Exercise task |
Collect the lines of the entries where "生产安全事故报告和调查处理条例" shows up.

Supplied entries |
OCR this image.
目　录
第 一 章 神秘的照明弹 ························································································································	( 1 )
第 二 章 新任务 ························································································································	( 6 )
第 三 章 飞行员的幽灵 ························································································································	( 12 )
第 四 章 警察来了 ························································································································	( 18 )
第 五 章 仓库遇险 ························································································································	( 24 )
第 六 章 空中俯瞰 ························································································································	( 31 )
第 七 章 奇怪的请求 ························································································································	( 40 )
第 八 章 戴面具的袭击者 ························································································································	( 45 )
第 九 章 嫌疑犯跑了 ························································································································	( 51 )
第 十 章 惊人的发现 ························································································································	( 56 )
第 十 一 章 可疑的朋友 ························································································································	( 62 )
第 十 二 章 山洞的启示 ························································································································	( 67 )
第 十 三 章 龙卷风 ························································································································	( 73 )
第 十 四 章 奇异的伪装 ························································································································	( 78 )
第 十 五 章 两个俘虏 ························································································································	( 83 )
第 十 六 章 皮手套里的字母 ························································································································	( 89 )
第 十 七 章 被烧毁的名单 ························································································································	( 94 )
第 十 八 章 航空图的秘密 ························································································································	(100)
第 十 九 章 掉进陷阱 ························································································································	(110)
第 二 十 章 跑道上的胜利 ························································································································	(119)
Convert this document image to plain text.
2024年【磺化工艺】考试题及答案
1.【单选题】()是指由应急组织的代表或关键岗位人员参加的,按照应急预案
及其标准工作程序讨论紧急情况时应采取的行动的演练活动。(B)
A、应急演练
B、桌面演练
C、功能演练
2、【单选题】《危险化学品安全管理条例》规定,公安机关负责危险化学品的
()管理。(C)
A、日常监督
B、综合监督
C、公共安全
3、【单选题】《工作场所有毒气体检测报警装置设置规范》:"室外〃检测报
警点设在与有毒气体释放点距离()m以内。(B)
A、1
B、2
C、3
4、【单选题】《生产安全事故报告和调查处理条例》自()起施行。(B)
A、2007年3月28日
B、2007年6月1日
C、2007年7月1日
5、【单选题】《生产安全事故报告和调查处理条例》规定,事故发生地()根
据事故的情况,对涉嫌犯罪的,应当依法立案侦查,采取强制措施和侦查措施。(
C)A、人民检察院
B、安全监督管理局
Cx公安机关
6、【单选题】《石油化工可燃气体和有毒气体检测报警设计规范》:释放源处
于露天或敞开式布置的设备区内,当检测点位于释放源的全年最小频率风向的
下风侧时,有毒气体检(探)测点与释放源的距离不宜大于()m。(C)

Final answer |
4、【单选题】《生产安全事故报告和调查处理条例》自()起施行。(B)
5、【单选题】《生产安全事故报告和调查处理条例》规定,事故发生地()根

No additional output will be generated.